**Entries with figure data:**
[Start]

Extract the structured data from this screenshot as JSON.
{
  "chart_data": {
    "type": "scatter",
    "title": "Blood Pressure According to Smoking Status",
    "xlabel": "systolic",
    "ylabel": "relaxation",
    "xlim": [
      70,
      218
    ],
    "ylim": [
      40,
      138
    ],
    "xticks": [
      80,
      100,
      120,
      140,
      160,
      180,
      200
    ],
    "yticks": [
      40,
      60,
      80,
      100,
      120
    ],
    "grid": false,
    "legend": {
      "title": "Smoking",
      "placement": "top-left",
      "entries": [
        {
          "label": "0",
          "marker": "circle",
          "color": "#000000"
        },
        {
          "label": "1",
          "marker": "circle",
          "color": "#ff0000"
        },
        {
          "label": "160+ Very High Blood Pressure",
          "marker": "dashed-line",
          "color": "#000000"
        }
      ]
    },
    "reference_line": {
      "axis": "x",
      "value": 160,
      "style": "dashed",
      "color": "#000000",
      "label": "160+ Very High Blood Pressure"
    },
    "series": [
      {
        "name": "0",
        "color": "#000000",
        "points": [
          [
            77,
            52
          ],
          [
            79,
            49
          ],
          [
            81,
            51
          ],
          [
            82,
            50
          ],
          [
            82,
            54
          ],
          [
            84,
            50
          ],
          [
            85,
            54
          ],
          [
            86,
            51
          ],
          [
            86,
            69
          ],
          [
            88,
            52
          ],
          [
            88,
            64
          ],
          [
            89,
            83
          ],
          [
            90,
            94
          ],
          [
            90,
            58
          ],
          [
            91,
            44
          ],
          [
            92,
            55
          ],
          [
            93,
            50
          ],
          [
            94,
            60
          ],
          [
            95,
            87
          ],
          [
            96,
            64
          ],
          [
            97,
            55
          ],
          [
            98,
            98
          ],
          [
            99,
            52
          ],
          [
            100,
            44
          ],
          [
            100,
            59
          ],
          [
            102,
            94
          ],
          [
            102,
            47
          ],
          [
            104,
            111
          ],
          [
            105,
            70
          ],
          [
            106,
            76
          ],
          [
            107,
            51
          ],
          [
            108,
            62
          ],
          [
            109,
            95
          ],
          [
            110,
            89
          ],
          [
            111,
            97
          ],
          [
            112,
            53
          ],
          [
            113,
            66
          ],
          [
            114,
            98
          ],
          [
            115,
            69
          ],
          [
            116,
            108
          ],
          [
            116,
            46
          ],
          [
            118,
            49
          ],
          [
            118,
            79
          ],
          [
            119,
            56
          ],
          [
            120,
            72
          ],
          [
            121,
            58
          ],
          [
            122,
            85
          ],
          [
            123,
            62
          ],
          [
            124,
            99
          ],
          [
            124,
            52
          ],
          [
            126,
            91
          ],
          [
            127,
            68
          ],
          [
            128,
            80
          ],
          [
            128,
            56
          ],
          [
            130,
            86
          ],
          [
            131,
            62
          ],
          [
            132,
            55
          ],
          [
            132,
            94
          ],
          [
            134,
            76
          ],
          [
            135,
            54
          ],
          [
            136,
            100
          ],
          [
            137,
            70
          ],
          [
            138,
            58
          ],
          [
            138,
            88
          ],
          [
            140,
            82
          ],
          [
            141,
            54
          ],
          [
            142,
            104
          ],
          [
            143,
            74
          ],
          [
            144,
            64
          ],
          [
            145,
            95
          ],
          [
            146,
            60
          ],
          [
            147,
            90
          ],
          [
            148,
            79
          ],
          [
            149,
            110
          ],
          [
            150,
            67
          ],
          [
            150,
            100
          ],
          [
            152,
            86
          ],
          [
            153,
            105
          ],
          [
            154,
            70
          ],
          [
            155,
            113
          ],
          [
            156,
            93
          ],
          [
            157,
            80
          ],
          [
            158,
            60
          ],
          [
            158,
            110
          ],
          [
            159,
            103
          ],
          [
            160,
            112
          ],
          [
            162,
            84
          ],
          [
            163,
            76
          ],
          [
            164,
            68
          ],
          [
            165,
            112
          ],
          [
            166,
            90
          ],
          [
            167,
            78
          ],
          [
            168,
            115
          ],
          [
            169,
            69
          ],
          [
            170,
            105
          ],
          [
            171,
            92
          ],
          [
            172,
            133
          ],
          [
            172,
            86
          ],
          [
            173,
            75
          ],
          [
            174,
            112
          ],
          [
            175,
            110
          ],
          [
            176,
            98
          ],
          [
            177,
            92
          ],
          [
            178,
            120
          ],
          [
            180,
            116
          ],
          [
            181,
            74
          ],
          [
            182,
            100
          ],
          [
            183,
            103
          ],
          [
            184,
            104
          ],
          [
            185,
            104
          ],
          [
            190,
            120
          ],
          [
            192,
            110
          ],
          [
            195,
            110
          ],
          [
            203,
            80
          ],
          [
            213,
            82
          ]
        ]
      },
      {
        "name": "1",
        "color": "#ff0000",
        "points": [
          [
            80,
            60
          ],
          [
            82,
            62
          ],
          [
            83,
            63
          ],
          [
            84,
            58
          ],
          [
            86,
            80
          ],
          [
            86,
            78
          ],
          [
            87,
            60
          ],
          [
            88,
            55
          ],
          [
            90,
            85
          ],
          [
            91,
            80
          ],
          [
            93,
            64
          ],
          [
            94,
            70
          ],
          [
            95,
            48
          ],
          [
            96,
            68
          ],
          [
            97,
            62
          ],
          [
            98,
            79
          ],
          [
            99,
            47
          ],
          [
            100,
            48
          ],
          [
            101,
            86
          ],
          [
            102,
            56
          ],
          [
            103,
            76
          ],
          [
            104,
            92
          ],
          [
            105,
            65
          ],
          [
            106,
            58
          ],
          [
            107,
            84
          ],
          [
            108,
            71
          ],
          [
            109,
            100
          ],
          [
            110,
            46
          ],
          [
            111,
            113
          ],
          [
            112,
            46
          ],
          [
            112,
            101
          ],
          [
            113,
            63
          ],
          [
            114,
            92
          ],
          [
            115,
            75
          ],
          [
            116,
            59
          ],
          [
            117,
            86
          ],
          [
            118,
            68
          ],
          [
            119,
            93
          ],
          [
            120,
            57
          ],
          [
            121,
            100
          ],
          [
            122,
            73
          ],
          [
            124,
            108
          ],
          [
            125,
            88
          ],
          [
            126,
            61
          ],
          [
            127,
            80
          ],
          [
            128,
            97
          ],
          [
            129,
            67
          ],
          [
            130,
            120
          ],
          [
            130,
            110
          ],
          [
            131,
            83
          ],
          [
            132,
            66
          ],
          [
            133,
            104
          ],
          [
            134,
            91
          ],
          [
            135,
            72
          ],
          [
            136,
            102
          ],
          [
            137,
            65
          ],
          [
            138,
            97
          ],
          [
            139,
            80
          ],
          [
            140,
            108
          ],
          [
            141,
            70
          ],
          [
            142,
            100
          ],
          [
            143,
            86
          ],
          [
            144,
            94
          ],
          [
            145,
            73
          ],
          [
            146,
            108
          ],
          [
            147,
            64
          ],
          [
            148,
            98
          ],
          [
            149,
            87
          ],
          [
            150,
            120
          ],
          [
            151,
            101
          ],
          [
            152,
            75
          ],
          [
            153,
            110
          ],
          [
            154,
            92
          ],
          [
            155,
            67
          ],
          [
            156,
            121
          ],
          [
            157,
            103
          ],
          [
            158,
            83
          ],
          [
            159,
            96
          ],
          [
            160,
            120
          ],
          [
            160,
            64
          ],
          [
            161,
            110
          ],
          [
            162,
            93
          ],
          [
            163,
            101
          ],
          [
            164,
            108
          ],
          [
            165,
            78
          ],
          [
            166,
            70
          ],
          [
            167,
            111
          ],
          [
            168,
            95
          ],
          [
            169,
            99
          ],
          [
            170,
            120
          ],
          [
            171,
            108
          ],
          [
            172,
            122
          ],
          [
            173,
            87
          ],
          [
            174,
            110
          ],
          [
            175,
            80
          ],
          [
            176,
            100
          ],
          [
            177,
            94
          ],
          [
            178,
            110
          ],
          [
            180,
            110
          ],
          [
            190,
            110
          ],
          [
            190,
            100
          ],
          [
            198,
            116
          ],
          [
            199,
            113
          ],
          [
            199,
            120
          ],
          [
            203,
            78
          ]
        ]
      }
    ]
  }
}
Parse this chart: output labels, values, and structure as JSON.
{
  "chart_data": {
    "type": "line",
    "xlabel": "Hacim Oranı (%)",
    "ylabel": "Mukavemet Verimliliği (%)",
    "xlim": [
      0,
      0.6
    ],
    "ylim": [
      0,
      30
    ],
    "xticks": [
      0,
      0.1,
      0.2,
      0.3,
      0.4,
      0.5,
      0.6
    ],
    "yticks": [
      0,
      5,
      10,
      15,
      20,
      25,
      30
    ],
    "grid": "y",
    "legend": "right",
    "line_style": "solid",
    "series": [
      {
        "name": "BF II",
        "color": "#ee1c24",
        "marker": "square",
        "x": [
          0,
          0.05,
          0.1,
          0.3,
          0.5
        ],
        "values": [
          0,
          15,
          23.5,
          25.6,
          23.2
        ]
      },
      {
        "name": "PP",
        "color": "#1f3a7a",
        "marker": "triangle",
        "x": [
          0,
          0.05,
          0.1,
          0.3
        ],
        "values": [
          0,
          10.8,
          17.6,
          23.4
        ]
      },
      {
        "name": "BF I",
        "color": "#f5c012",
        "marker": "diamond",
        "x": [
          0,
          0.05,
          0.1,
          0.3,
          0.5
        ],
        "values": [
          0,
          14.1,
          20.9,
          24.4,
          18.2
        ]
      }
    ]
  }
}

[End]

**What you will do:** Copy out every line of the listing that contains the string "xlabel".

**Solution to the exercise:**
    "xlabel": "systolic",
    "xlabel": "Hacim Oranı (%)",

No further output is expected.